EXTRACT Block Start
In this case, :func:`~skorch.net.NeuralNet.fit` will always re-initialize
the model and :func:`~skorch.net.NeuralNet.partial_fit` won't after the
network is initialized once.

.. _faq_how_do_i_use_a_pytorch_dataset_with_skorch:

How do I use a PyTorch Dataset with skorch?
-------------------------------------------

skorch supports PyTorch's :class:`~torch.utils.data.Dataset` as arguments to
:func:`~skorch.net.NeuralNet.fit` or 
:func:`~skorch.net.NeuralNet.partial_fit`. We create a dataset by 
subclassing PyTorch's :class:`~torch.utils.data.Dataset`:

.. code:: python

    import torch.utils.data
 
    class RandomDataset(torch.utils.data.Dataset):
        def __init__(self):
            self.X = torch.randn(128, 10)
            self.Y = torch.randn(128, 10)

        def __getitem__(self, idx):
            return self.X[idx], self.Y[idx]

        def __len__(self):
            return 128

skorch expects the output of ``__getitem__`` to be a tuple of two values.
EXTRACT Block End
TASK SET:
a: According to the skorch FAQ excerpt, what does skorch expect the output of ``__getitem__`` to be?
b: Echo everything in the skorch FAQ excerpt from "import torch.utils.data" down to "of two values.".
The material that follows bears no relation to the skorch FAQ excerpt.
GIVEN DATA Block Start
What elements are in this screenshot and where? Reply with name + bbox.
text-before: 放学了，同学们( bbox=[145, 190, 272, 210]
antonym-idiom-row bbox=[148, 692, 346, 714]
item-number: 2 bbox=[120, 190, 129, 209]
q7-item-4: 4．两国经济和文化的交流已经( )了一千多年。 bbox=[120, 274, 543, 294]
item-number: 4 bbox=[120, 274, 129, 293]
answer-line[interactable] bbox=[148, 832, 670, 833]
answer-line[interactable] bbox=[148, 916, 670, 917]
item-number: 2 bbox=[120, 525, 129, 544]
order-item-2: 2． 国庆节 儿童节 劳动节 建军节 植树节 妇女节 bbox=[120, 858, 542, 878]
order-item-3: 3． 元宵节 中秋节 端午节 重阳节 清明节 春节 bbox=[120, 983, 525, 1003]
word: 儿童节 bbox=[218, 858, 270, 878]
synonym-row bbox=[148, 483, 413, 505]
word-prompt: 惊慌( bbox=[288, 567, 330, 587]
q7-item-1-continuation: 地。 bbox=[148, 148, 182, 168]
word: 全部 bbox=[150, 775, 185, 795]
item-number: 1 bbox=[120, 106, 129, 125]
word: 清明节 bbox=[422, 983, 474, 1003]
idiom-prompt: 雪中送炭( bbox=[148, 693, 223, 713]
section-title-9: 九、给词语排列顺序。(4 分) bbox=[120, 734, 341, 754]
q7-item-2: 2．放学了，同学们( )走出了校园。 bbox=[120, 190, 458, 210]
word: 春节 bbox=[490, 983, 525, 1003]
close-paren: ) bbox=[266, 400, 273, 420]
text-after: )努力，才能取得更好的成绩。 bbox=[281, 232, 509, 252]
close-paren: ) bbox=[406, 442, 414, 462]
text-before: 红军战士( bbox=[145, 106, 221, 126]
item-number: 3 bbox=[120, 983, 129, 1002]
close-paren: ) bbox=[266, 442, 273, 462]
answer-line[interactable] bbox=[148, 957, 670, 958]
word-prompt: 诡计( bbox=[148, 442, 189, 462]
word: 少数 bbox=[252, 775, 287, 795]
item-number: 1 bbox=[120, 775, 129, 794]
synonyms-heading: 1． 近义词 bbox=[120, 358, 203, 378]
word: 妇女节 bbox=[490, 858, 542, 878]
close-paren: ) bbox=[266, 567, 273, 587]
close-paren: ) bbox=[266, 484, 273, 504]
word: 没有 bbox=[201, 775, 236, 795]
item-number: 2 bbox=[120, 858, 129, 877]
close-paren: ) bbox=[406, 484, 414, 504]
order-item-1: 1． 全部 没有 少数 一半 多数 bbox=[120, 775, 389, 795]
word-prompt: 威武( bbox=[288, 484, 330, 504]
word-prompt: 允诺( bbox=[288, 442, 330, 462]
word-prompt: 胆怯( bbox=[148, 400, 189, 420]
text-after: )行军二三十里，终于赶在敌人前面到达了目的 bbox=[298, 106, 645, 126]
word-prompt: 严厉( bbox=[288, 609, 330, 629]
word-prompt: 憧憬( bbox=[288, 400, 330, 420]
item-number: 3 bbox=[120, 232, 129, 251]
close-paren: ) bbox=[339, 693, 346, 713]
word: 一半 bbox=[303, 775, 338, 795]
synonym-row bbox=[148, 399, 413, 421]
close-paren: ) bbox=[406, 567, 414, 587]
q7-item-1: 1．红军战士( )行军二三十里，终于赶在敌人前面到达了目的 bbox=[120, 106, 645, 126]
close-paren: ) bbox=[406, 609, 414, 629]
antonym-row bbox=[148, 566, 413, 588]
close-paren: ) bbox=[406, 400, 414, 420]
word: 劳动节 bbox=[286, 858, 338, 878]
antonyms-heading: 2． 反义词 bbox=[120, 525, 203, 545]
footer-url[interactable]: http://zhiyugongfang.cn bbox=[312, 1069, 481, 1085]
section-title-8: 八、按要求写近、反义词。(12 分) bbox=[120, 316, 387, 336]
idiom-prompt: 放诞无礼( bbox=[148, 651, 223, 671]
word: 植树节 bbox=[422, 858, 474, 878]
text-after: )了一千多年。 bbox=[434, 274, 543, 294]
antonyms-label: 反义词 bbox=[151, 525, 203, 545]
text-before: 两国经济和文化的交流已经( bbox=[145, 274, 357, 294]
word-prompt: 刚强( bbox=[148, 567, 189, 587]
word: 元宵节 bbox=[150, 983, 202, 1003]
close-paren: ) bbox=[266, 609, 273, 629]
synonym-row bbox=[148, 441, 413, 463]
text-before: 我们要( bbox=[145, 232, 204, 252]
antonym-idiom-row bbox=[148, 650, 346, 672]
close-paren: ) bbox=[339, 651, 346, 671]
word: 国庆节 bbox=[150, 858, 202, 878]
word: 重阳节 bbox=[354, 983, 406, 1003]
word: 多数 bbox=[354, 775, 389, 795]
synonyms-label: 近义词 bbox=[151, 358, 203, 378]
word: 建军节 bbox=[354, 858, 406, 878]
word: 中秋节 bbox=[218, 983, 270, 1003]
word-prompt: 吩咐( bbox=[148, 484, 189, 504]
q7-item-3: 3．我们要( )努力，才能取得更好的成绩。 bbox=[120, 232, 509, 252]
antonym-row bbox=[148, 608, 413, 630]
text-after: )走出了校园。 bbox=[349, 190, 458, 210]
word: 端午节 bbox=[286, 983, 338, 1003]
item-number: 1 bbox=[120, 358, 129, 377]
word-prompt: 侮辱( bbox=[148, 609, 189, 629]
GIVEN DATA Block End
ANSWERS TO THE PROBLEMS:
a: A tuple of two values.

b:
import torch.utils.data
 
    class RandomDataset(torch.utils.data.Dataset):
        def __init__(self):
            self.X = torch.randn(128, 10)
            self.Y = torch.randn(128, 10)

        def __getitem__(self, idx):
            return self.X[idx], self.Y[idx]

        def __len__(self):
            return 128

skorch expects the output of ``__getitem__`` to be a tuple of two values.